» BRIEF: Keep only the lines of the data below that contain "Количество", and copy them.

» Dataset items:
————

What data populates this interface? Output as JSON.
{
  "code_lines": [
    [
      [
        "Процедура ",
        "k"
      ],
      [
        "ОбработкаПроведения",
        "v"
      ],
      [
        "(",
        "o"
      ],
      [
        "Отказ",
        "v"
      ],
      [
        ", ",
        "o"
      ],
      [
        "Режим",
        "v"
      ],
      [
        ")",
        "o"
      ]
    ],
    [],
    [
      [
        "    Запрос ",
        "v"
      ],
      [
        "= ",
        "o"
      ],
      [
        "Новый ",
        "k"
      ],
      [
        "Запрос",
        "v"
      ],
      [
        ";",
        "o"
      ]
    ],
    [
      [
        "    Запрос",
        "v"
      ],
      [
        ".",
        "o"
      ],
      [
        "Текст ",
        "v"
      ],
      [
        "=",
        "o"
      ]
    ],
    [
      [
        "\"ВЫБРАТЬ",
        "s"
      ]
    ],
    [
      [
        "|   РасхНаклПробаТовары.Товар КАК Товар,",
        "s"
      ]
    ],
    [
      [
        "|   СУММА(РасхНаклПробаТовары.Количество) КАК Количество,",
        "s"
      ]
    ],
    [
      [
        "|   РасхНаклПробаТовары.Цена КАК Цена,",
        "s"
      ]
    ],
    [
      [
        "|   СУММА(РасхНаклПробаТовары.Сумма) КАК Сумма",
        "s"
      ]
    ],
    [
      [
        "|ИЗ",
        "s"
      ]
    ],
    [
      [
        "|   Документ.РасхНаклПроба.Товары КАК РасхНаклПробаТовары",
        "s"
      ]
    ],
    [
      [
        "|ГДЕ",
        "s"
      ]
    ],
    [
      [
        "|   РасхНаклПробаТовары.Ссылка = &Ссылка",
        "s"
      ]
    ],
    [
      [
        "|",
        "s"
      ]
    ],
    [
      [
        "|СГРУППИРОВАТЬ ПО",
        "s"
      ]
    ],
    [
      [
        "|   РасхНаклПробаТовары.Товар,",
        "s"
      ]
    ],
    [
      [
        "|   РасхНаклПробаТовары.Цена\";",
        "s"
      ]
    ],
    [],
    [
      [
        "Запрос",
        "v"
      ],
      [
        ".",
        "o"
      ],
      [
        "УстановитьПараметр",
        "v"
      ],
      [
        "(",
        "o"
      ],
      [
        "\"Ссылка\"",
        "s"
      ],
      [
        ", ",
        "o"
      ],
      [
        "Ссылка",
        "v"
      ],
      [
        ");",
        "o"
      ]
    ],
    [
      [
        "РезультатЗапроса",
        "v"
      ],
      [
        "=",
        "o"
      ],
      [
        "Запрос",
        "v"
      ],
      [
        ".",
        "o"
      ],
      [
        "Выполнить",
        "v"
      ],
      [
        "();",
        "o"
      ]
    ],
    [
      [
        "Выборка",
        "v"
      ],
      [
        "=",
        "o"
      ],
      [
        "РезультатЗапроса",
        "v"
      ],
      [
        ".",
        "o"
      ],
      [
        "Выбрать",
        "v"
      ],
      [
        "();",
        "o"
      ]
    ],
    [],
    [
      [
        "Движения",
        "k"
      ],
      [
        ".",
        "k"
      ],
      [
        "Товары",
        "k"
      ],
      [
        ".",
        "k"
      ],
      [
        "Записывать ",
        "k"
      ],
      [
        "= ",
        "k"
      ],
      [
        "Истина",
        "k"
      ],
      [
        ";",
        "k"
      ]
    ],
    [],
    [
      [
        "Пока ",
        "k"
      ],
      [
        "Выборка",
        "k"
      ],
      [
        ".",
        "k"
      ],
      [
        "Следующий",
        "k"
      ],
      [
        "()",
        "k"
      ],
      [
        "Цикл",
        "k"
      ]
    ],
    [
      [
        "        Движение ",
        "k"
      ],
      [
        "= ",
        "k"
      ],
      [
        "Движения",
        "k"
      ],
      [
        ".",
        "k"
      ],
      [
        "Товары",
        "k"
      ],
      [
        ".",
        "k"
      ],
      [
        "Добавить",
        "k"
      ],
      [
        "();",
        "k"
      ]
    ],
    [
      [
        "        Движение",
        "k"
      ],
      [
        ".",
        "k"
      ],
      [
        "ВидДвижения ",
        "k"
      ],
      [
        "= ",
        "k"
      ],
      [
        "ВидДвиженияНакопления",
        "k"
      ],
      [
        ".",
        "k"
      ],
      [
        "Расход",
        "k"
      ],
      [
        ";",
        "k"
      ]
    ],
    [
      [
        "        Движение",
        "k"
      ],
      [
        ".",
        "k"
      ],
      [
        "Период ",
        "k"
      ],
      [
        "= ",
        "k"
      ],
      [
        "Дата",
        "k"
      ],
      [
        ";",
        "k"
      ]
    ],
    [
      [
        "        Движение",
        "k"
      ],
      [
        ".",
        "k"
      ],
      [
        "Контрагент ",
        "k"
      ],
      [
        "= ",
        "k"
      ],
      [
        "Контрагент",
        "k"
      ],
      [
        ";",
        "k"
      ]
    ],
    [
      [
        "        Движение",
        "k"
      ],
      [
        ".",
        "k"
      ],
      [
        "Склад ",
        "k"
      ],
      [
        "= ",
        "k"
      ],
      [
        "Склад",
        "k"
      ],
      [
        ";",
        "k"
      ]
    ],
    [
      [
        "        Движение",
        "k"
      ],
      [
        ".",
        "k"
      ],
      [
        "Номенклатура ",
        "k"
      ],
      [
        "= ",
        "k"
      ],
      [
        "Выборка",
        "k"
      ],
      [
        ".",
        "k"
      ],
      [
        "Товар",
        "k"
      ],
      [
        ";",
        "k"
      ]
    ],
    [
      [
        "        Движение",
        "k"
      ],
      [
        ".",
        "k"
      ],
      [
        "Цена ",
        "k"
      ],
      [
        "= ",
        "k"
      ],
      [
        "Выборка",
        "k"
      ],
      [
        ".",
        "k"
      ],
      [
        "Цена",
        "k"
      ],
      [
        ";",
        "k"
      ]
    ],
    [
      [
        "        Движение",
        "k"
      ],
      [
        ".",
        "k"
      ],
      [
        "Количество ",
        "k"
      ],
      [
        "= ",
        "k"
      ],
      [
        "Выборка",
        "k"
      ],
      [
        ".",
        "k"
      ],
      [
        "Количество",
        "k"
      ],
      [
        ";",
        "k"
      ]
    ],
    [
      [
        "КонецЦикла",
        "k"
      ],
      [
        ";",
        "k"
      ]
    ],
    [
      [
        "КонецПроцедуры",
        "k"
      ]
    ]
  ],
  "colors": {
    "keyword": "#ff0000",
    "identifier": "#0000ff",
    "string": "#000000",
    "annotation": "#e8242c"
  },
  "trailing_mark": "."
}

————

» ANSWER TO THE TASK:
        "|   СУММА(РасхНаклПробаТовары.Количество) КАК Количество,",
        "Количество ",
        "Количество",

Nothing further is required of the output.